# STATED EXERCISE 1
According to the passage about Christians arguing on social media, how many races are there?

# TEXT SECTION
◆ ◆ ◆ ◆ ◆ ◆ ◆

And this type of virtue signaling is showing up in many a Christian layperson’s social media feed as well, where often you will see threads full of vitriol and name-calling between believers accumulate over several hours. Somehow, many a Christian “troll”1 seem to have endless hours to bait other believers into arguments about doctrinal issues or social debates but don’t appear to have time to share the gospel with their unsaved family and friends: No encouragement, no equipping, no discipleship, no grace—no gospel.

Example: Whose Lives Matter?

Take the “Black Lives Matter” issue so prevalent in the news. For many leaders in the church, it seems like they are making the matter of “racial equality” appear like a brand-new issue that the church has somehow never dealt with before and that the Bible perhaps isn’t clear about. But if a Christian takes the Bible as plainly written, understands that we are all descended from two people (Adam and Eve) and that there is only one race (the human race), their theology would have informed them how to think about the issue all along rather than needing to (what’s the typical Christian-eze catchphrase?) “wrestle with it”!

◆ ◆ ◆ ◆ ◆ ◆ ◆

# MATERIAL FOR THIS TASK
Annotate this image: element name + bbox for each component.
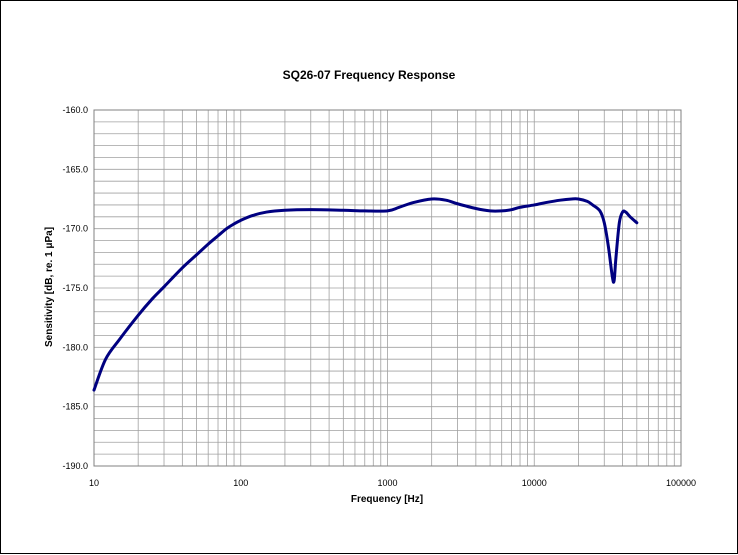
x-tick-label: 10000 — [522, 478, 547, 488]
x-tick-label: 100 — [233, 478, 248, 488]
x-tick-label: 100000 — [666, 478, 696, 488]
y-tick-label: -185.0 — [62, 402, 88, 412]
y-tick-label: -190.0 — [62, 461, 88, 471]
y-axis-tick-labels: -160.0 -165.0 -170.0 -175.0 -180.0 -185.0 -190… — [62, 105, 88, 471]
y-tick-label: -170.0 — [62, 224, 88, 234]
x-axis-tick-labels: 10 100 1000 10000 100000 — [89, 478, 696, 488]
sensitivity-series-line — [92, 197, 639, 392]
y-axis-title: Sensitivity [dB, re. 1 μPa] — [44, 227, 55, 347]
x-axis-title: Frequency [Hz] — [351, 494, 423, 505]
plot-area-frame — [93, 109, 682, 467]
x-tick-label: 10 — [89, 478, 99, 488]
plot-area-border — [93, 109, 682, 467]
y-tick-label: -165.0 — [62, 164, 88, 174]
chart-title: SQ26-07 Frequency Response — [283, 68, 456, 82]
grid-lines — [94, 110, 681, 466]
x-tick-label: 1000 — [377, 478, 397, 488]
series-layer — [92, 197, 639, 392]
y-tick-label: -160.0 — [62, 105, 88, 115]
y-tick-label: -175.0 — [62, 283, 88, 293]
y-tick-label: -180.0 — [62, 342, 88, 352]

◆ ◆ ◆ ◆ ◆ ◆ ◆

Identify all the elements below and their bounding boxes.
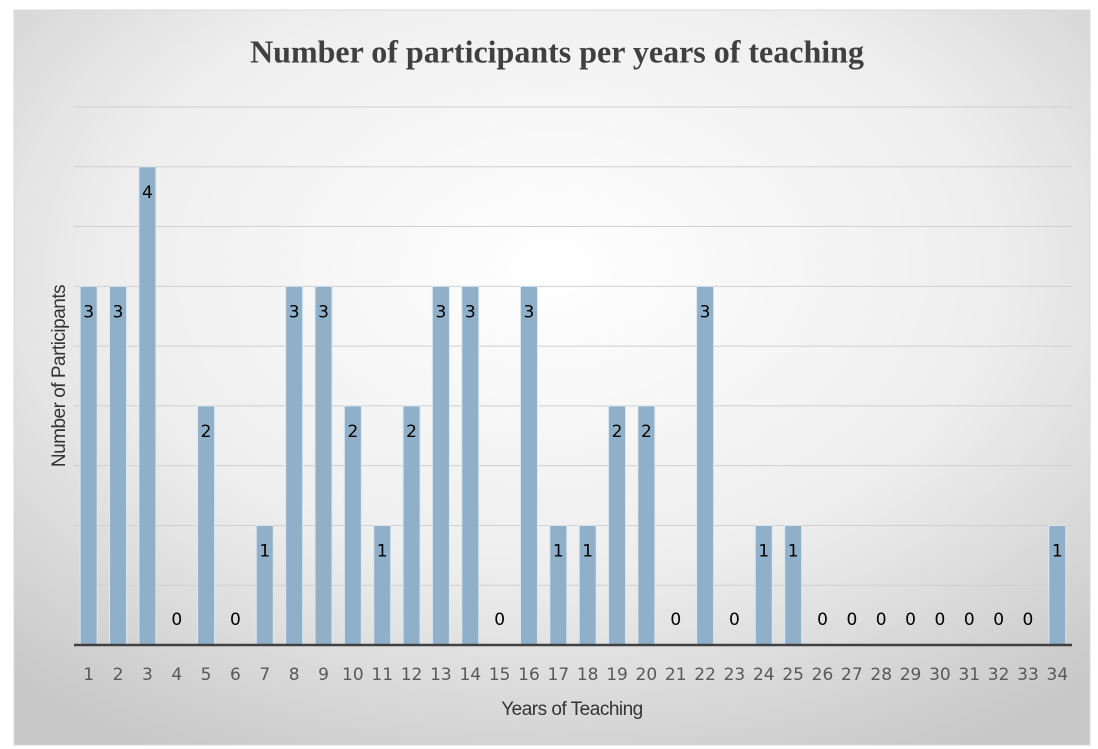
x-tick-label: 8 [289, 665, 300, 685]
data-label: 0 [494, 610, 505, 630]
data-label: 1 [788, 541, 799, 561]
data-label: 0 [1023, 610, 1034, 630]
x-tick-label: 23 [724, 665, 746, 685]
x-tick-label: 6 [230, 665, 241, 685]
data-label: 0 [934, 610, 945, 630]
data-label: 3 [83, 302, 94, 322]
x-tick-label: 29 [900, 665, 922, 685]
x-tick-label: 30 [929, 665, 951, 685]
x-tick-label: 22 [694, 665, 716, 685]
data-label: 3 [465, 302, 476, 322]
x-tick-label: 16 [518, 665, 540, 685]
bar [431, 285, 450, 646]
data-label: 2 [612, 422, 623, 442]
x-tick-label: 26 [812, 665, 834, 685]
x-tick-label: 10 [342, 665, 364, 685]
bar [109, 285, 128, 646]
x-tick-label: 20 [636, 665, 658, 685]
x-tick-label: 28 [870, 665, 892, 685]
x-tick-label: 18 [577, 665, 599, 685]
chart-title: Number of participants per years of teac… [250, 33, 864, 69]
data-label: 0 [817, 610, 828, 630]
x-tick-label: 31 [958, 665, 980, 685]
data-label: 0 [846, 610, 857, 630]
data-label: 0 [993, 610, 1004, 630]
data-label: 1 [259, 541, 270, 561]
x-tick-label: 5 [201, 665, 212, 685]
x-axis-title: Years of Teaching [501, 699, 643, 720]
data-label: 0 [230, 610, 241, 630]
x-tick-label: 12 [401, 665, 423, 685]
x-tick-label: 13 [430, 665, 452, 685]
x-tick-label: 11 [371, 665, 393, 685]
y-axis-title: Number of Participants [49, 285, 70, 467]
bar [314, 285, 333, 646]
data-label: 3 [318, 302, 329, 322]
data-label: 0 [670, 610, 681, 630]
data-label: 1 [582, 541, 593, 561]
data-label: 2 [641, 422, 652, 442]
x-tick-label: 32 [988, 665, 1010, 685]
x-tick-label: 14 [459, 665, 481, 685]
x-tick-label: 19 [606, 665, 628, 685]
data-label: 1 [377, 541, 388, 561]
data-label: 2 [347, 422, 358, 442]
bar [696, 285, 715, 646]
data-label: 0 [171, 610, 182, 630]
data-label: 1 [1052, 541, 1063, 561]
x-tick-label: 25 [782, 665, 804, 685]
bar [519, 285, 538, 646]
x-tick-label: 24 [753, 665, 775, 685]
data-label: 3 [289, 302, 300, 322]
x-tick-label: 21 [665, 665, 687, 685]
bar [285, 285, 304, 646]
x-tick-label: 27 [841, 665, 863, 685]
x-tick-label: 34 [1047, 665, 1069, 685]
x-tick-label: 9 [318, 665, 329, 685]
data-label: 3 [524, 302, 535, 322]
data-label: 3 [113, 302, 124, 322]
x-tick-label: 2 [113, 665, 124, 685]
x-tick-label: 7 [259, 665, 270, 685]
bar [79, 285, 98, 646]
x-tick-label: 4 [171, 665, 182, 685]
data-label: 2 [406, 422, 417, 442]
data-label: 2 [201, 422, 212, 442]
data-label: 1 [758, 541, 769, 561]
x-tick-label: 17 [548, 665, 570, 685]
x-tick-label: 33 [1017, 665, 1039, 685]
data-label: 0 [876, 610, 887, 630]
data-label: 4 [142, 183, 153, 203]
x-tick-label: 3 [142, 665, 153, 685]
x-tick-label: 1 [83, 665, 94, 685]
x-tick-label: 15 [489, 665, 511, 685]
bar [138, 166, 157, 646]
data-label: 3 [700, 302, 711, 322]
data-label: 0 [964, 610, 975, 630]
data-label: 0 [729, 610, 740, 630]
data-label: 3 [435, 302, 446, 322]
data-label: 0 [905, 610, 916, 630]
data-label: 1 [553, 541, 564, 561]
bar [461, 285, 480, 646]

◆ ◆ ◆ ◆ ◆ ◆ ◆

# STATED EXERCISE 2
In the records, write out the part that opens with the line containing "Annotate this image: element" and closes with the line containing "y-tick-label: -180.0 — [62, 342, 88, 352]", swapping "Frequency" for "Freq." and changing nothing else. Leave the pictures out of your answer.

# TASK OUTPUT 1
There is only one race, the human race.

# TASK OUTPUT 2
Annotate this image: element name + bbox for each component.
x-tick-label: 10000 — [522, 478, 547, 488]
x-tick-label: 100 — [233, 478, 248, 488]
x-tick-label: 100000 — [666, 478, 696, 488]
y-tick-label: -185.0 — [62, 402, 88, 412]
y-tick-label: -190.0 — [62, 461, 88, 471]
y-axis-tick-labels: -160.0 -165.0 -170.0 -175.0 -180.0 -185.0 -190… — [62, 105, 88, 471]
y-tick-label: -170.0 — [62, 224, 88, 234]
x-axis-tick-labels: 10 100 1000 10000 100000 — [89, 478, 696, 488]
sensitivity-series-line — [92, 197, 639, 392]
y-axis-title: Sensitivity [dB, re. 1 μPa] — [44, 227, 55, 347]
x-axis-title: Freq. [Hz] — [351, 494, 423, 505]
plot-area-frame — [93, 109, 682, 467]
x-tick-label: 10 — [89, 478, 99, 488]
plot-area-border — [93, 109, 682, 467]
y-tick-label: -165.0 — [62, 164, 88, 174]
chart-title: SQ26-07 Freq. Response — [283, 68, 456, 82]
grid-lines — [94, 110, 681, 466]
x-tick-label: 1000 — [377, 478, 397, 488]
series-layer — [92, 197, 639, 392]
y-tick-label: -160.0 — [62, 105, 88, 115]
y-tick-label: -175.0 — [62, 283, 88, 293]
y-tick-label: -180.0 — [62, 342, 88, 352]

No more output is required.